Dulu, Kami Lebaran Bersama Dono

Salah satu poster film Warkop DKI (sumber: wikipedia)
Salah satu poster film Warkop DKI (sumber: wikipedia)

Dono bersama Kasino dan Indro pernah jadi bagian lebaran kami, dulu. Waktu itu bioskop masih banyak, bukan cuma jaringan 21 saja.

Hari kedua lebaran. Dengan baju baru yang dibelikan Ibu saya sudah bersiap di depan rumah seorang kawan. Baju baru itu dibeli ibu di Akai, atau Bharata? Saya lupa. Hari itu saya dan beberapa kawan bersiap menuju pusat kota, tepatnya ke bioskop Paramount di Jl. Bulusaraung. Hari kedua lebaran adalah hari penayangan film Warkop DKI. Saya lupa judulnya apa, aslinya saya memang tidak pernah terlalu peduli judul film Warkop, yang jelas buat saya semuanya lucu.

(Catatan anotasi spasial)
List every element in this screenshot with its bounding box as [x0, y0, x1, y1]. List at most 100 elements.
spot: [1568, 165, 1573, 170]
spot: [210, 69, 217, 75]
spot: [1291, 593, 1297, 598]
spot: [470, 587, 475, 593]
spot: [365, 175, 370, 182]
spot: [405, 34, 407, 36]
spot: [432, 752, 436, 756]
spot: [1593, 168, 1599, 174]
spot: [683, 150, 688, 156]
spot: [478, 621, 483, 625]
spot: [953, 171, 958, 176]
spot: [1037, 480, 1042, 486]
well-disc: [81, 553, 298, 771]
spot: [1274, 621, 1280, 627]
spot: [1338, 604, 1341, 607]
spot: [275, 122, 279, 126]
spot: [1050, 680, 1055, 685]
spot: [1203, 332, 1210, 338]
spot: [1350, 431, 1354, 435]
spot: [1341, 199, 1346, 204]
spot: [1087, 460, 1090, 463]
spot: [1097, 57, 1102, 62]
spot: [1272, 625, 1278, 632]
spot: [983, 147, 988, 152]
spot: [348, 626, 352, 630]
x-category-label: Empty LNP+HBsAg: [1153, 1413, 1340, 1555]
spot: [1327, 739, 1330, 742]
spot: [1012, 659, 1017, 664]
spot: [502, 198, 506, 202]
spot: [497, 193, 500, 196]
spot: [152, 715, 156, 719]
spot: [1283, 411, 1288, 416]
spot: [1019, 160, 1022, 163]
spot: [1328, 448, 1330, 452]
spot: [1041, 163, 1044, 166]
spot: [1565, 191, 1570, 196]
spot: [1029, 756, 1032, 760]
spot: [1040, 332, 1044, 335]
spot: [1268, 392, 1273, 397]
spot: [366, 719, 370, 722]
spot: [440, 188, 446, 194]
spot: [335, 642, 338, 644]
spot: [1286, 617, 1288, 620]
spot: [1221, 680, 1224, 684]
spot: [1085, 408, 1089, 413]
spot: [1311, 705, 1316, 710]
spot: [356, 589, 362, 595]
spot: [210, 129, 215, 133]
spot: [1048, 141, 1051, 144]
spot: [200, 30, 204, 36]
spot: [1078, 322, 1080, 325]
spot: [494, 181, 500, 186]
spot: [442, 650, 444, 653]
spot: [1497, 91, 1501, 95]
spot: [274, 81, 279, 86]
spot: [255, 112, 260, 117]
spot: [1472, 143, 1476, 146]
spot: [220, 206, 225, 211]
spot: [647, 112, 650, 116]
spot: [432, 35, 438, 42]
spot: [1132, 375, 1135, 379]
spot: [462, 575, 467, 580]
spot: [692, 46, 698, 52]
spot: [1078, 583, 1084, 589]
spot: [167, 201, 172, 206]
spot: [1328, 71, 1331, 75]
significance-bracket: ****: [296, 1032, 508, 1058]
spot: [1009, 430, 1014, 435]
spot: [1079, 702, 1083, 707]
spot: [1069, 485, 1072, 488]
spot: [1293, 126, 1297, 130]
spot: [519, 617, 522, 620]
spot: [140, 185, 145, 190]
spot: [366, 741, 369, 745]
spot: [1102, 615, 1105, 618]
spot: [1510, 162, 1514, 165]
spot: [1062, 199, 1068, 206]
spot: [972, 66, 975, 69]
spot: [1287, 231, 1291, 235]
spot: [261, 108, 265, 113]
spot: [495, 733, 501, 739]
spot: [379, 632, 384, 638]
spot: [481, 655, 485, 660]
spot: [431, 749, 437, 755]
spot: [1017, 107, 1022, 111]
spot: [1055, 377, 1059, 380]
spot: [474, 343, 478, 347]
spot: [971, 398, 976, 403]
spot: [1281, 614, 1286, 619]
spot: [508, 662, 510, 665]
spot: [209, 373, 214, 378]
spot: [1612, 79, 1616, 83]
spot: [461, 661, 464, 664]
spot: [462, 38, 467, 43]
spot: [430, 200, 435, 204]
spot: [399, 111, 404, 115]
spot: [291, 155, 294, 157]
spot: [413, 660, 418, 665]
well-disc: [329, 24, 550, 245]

• **TUGAS YANG DIKERJAKAN**:
(A) Jawab pertanyaan berikut berdasarkan bacaan tentang Lebaran bersama Dono:
(i) Selain Dono, siapa dua nama lain yang disebut bersamanya?
(ii) Di bioskop mana dan di jalan apa penulis hendak menonton bersama kawan-kawan?
(iii) Pada hari keberapa lebaran film Warkop DKI ditayangkan?
(B) Ambil dari daftar semua baris mulai dari awal daftar sampai baris yang memuat "spot: [405, 34, 407, 36]", lalu salin persis tanpa perubahan.
Bacaan dan daftar ini tidak berhubungan satu sama lain.

• **PENYELESAIAN SOAL**:
(A)
(i) Kasino dan Indro.
(ii) Bioskop Paramount di Jl. Bulusaraung.
(iii) Hari kedua lebaran.

(B)
List every element in this screenshot with its bounding box as [x0, y0, x1, y1]. List at most 100 elements.
spot: [1568, 165, 1573, 170]
spot: [210, 69, 217, 75]
spot: [1291, 593, 1297, 598]
spot: [470, 587, 475, 593]
spot: [365, 175, 370, 182]
spot: [405, 34, 407, 36]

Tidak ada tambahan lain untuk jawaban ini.